%%
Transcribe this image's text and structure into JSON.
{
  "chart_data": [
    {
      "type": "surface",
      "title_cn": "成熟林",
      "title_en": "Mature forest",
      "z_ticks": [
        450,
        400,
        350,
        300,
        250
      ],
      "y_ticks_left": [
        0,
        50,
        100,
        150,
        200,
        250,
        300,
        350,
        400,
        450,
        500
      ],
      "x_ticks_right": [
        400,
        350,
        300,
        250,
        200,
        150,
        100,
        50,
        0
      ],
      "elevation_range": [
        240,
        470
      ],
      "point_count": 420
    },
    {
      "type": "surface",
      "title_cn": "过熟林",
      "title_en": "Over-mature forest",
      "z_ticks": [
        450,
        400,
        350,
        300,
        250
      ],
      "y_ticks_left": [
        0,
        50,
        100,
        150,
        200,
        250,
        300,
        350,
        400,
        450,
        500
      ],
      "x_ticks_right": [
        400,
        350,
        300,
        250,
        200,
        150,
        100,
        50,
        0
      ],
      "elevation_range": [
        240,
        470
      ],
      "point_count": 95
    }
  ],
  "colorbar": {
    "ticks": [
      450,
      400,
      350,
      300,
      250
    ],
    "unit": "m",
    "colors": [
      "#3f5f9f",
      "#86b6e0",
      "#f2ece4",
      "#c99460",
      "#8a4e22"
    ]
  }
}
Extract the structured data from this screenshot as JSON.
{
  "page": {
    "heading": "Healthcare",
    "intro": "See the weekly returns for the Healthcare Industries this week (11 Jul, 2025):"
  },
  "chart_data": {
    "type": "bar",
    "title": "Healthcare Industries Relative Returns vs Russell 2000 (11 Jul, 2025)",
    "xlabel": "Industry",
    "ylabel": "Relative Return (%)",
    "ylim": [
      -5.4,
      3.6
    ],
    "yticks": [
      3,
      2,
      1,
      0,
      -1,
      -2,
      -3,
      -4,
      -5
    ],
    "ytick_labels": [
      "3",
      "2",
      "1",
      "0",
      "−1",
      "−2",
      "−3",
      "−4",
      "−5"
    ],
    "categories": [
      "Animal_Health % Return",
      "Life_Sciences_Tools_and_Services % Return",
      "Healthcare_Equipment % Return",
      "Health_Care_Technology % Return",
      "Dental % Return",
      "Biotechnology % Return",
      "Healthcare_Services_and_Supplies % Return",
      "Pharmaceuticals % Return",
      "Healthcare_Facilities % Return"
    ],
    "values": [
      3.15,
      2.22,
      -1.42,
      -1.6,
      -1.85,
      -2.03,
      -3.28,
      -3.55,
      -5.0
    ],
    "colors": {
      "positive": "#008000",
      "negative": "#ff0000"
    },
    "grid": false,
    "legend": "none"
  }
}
%%
**Work instructions**
Your task is to repeat every line exactly.

**Answer to the problem**
Transcribe this image's text and structure into JSON.
{
  "chart_data": [
    {
      "type": "surface",
      "title_cn": "成熟林",
      "title_en": "Mature forest",
      "z_ticks": [
        450,
        400,
        350,
        300,
        250
      ],
      "y_ticks_left": [
        0,
        50,
        100,
        150,
        200,
        250,
        300,
        350,
        400,
        450,
        500
      ],
      "x_ticks_right": [
        400,
        350,
        300,
        250,
        200,
        150,
        100,
        50,
        0
      ],
      "elevation_range": [
        240,
        470
      ],
      "point_count": 420
    },
    {
      "type": "surface",
      "title_cn": "过熟林",
      "title_en": "Over-mature forest",
      "z_ticks": [
        450,
        400,
        350,
        300,
        250
      ],
      "y_ticks_left": [
        0,
        50,
        100,
        150,
        200,
        250,
        300,
        350,
        400,
        450,
        500
      ],
      "x_ticks_right": [
        400,
        350,
        300,
        250,
        200,
        150,
        100,
        50,
        0
      ],
      "elevation_range": [
        240,
        470
      ],
      "point_count": 95
    }
  ],
  "colorbar": {
    "ticks": [
      450,
      400,
      350,
      300,
      250
    ],
    "unit": "m",
    "colors": [
      "#3f5f9f",
      "#86b6e0",
      "#f2ece4",
      "#c99460",
      "#8a4e22"
    ]
  }
}
Extract the structured data from this screenshot as JSON.
{
  "page": {
    "heading": "Healthcare",
    "intro": "See the weekly returns for the Healthcare Industries this week (11 Jul, 2025):"
  },
  "chart_data": {
    "type": "bar",
    "title": "Healthcare Industries Relative Returns vs Russell 2000 (11 Jul, 2025)",
    "xlabel": "Industry",
    "ylabel": "Relative Return (%)",
    "ylim": [
      -5.4,
      3.6
    ],
    "yticks": [
      3,
      2,
      1,
      0,
      -1,
      -2,
      -3,
      -4,
      -5
    ],
    "ytick_labels": [
      "3",
      "2",
      "1",
      "0",
      "−1",
      "−2",
      "−3",
      "−4",
      "−5"
    ],
    "categories": [
      "Animal_Health % Return",
      "Life_Sciences_Tools_and_Services % Return",
      "Healthcare_Equipment % Return",
      "Health_Care_Technology % Return",
      "Dental % Return",
      "Biotechnology % Return",
      "Healthcare_Services_and_Supplies % Return",
      "Pharmaceuticals % Return",
      "Healthcare_Facilities % Return"
    ],
    "values": [
      3.15,
      2.22,
      -1.42,
      -1.6,
      -1.85,
      -2.03,
      -3.28,
      -3.55,
      -5.0
    ],
    "colors": {
      "positive": "#008000",
      "negative": "#ff0000"
    },
    "grid": false,
    "legend": "none"
  }
}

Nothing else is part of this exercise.